- _TO DO_
Locate the string "Open" in the records below. Copy every line where it occurs.

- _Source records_
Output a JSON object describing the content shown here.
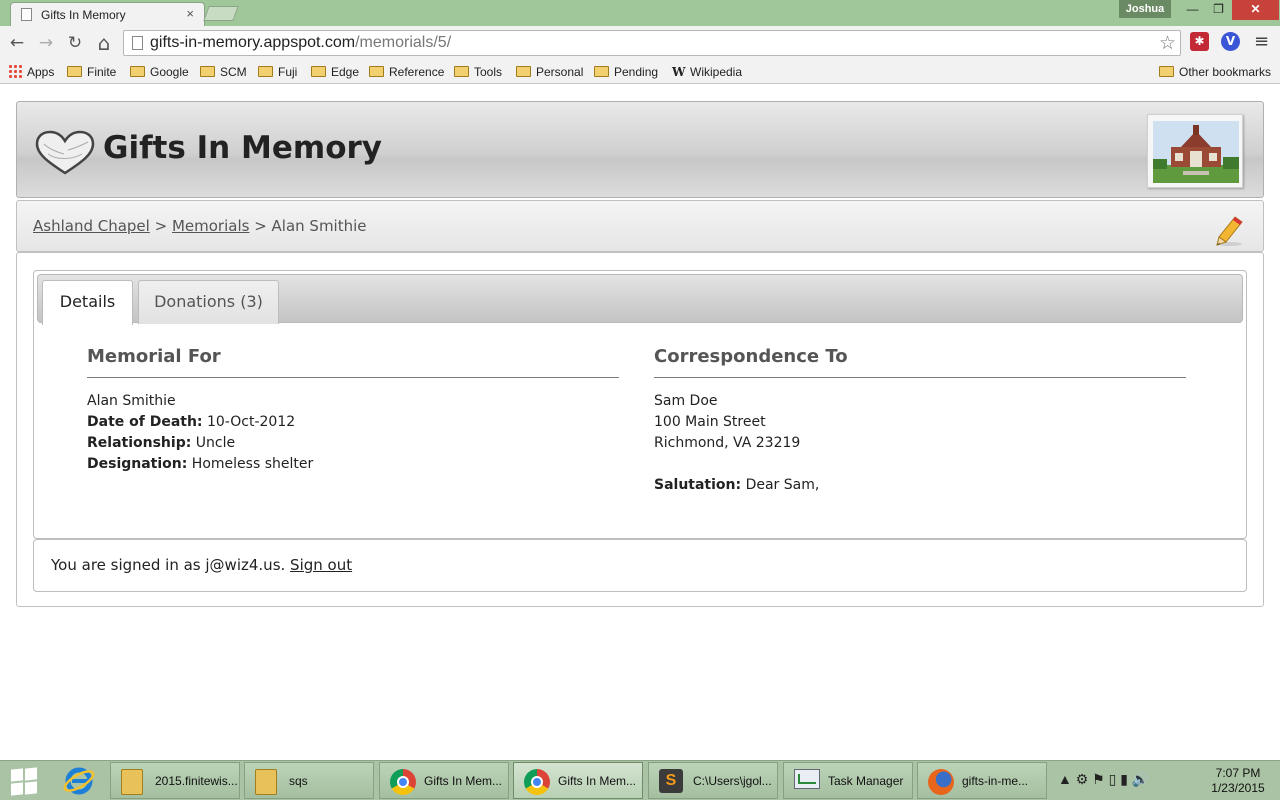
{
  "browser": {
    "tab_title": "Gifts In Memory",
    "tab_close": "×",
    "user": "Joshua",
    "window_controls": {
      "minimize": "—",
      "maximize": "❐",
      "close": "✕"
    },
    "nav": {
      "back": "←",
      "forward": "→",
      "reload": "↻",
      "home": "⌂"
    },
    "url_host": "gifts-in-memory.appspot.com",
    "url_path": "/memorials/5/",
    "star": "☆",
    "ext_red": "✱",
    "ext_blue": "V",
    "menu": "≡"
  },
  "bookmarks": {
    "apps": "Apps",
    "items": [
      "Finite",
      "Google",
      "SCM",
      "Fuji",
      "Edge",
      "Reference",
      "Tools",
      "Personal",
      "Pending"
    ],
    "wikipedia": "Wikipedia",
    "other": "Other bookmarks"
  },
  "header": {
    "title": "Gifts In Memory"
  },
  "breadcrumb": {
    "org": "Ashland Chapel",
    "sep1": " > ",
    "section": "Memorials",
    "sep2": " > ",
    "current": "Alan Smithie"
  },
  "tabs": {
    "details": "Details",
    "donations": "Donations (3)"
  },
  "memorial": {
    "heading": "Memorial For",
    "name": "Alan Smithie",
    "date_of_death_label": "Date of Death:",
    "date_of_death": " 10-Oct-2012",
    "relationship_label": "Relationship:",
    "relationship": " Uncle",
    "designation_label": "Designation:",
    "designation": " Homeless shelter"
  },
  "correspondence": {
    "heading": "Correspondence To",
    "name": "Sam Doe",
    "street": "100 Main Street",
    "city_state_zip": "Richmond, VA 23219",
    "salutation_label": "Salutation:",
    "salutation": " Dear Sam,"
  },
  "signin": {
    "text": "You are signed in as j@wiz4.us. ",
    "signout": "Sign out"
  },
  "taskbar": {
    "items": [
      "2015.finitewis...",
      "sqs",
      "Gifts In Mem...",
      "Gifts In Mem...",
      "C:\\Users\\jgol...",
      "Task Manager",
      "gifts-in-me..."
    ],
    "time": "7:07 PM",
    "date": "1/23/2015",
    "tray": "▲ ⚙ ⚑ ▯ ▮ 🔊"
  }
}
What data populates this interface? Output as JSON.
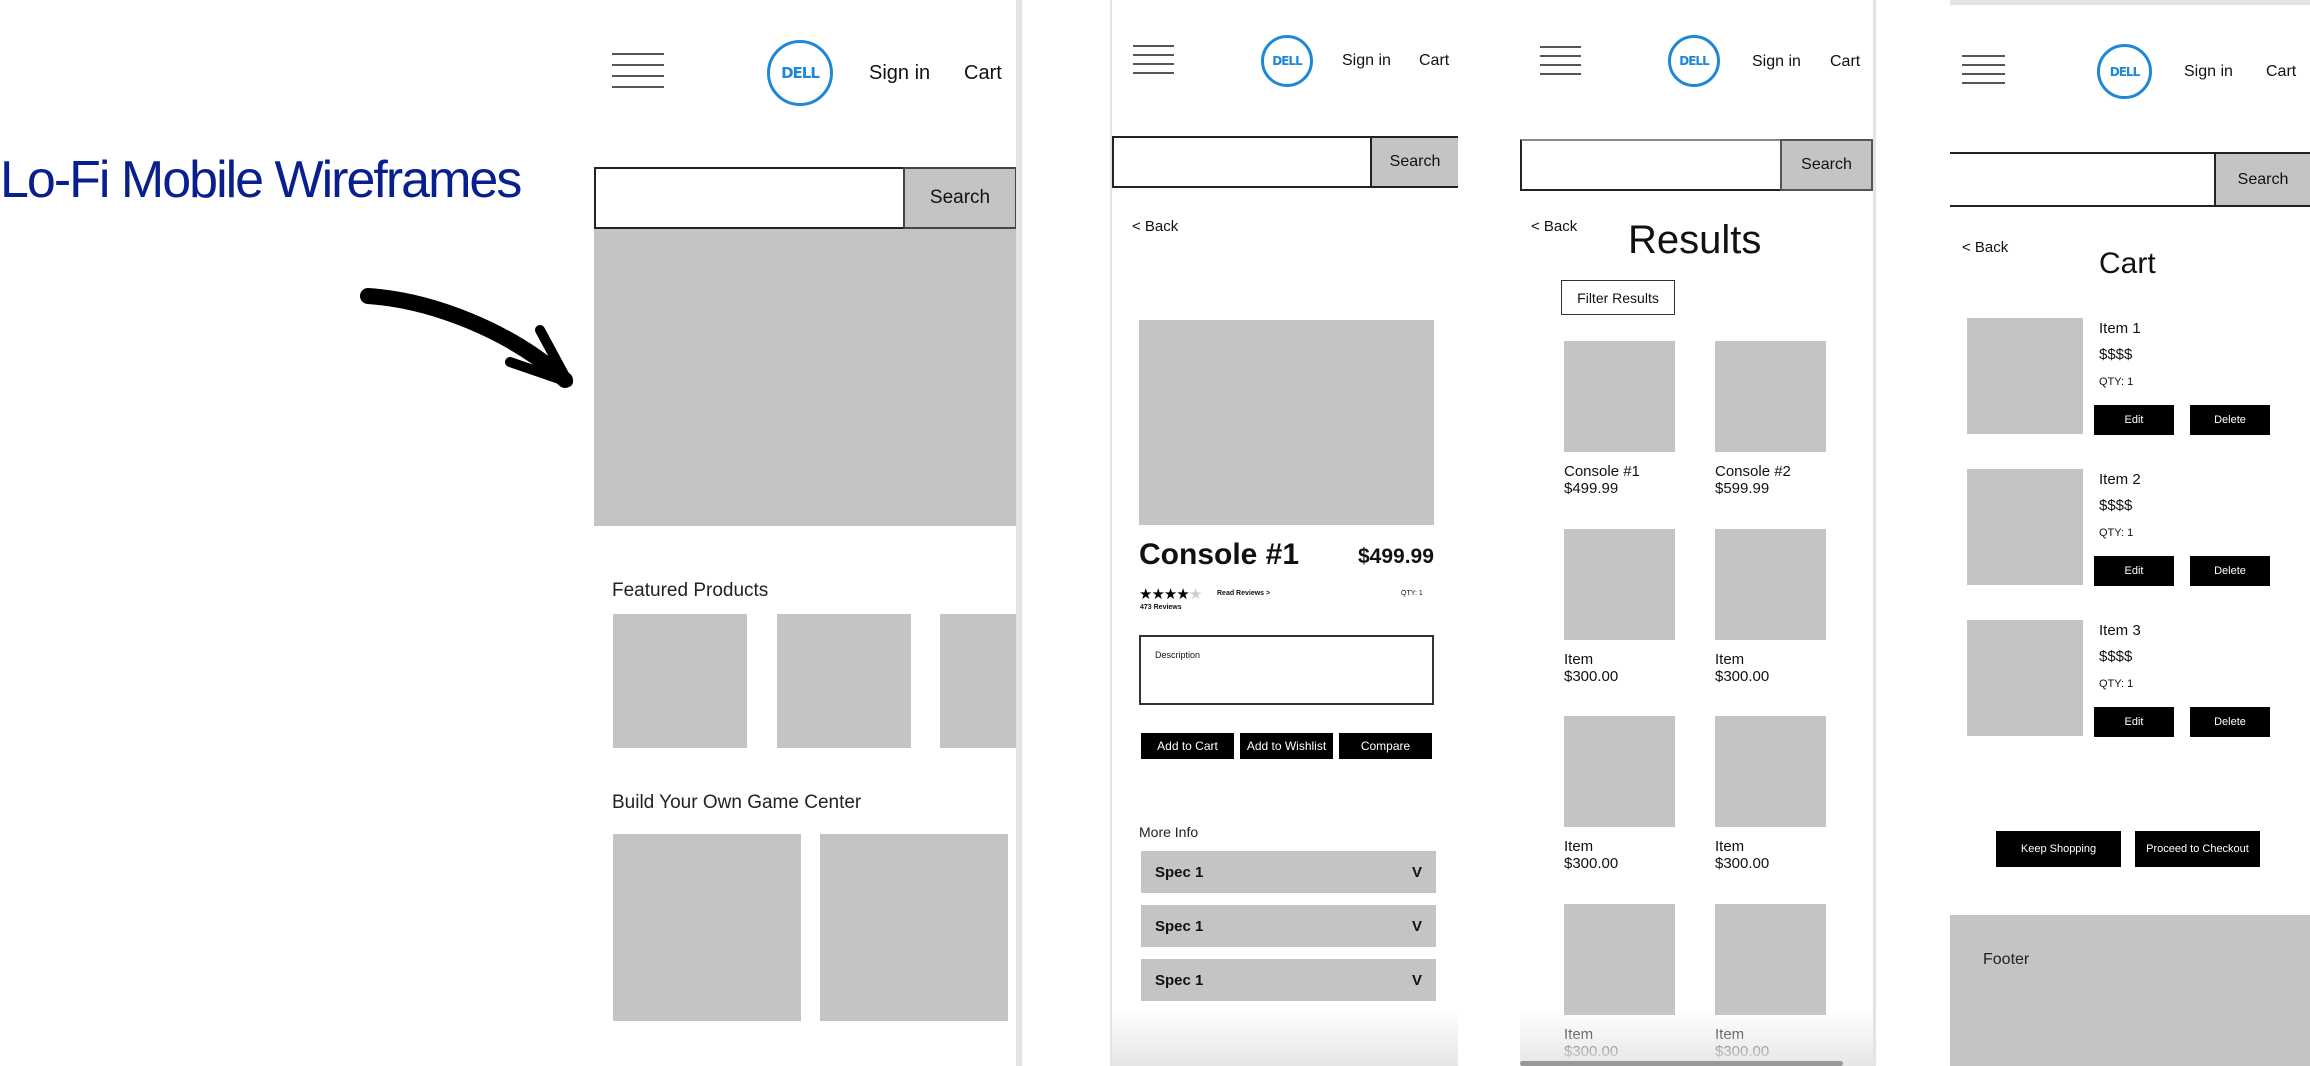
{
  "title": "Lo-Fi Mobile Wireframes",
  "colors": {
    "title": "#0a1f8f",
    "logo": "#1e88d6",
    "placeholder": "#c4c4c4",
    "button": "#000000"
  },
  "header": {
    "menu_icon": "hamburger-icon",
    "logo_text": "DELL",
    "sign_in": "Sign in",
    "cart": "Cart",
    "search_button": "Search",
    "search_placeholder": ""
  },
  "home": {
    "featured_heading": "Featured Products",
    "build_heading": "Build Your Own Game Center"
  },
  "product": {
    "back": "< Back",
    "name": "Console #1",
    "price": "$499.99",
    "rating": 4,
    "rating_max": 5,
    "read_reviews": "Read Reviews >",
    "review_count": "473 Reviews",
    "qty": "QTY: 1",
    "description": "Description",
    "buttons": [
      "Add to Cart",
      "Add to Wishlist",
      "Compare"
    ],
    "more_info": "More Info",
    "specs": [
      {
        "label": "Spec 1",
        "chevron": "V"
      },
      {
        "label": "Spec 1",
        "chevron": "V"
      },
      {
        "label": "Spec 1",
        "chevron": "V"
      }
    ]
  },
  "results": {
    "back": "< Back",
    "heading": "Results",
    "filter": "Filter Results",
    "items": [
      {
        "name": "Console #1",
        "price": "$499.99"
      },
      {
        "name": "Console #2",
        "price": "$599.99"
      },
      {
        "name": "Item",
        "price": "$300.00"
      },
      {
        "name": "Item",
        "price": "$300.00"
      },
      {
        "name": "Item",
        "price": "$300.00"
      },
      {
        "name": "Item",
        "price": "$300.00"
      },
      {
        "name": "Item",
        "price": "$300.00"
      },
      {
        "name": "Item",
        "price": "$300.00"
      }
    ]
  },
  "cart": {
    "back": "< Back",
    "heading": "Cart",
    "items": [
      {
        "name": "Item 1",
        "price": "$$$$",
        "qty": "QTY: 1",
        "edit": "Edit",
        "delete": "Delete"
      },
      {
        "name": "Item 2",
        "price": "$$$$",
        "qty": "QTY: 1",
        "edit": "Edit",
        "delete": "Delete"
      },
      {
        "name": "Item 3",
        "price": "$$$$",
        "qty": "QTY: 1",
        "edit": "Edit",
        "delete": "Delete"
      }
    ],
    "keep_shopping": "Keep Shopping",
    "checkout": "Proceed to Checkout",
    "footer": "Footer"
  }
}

==

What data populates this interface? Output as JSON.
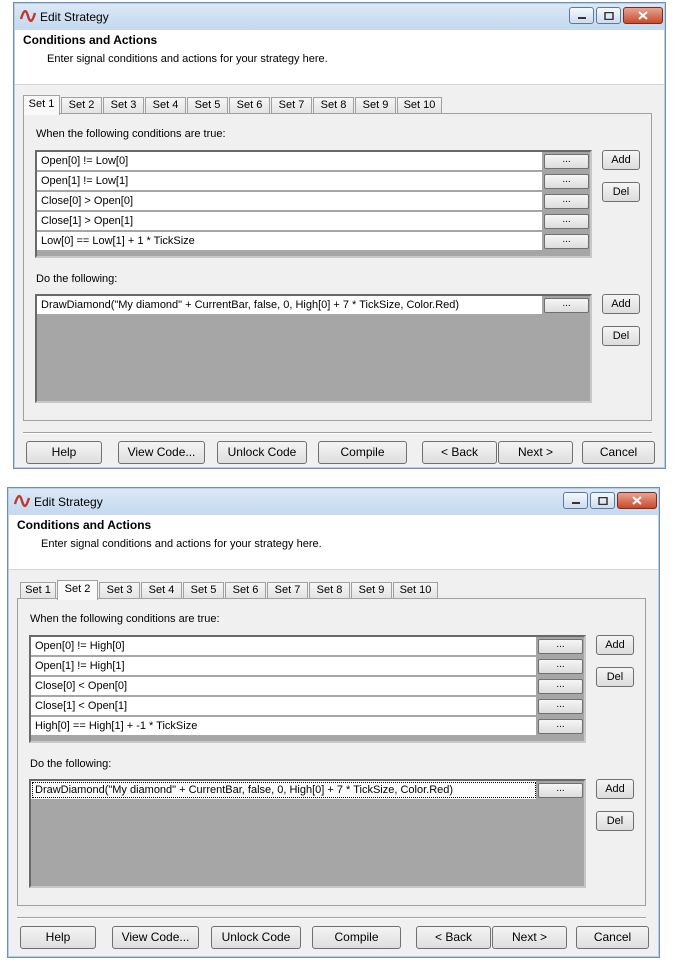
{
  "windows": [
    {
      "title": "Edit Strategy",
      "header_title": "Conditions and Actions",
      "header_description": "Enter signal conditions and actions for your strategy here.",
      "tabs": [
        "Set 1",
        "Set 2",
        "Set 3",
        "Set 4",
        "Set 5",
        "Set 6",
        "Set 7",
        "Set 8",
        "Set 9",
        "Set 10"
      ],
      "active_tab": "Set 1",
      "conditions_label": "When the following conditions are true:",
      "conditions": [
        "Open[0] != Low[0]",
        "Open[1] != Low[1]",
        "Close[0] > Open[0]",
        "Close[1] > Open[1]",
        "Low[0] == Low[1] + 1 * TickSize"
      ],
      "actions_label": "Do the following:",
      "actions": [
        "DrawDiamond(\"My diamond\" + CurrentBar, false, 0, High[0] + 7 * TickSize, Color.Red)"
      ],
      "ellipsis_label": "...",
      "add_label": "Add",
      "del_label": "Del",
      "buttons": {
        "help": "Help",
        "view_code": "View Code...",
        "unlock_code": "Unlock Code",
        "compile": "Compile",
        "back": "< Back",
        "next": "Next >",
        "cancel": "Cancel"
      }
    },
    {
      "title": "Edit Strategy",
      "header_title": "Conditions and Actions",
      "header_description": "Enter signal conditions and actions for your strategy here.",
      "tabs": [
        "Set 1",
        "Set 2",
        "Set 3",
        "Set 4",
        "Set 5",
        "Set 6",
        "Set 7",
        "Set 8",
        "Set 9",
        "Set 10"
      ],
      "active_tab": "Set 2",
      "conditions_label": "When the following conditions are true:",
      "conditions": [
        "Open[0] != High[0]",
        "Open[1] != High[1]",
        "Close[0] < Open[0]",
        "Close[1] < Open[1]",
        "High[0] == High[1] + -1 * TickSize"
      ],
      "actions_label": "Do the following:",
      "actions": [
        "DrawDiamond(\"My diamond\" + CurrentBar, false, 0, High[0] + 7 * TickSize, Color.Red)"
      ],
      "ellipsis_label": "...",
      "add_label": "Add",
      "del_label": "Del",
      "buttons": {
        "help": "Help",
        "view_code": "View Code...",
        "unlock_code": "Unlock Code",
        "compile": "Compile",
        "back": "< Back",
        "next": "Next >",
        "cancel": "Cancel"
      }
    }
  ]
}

- _SOLVED PROBLEM_
        "Open[0] != Low[0]",
        "Open[1] != Low[1]",
        "Close[0] > Open[0]",
        "Close[1] > Open[1]",
        "Open[0] != High[0]",
        "Open[1] != High[1]",
        "Close[0] < Open[0]",
        "Close[1] < Open[1]",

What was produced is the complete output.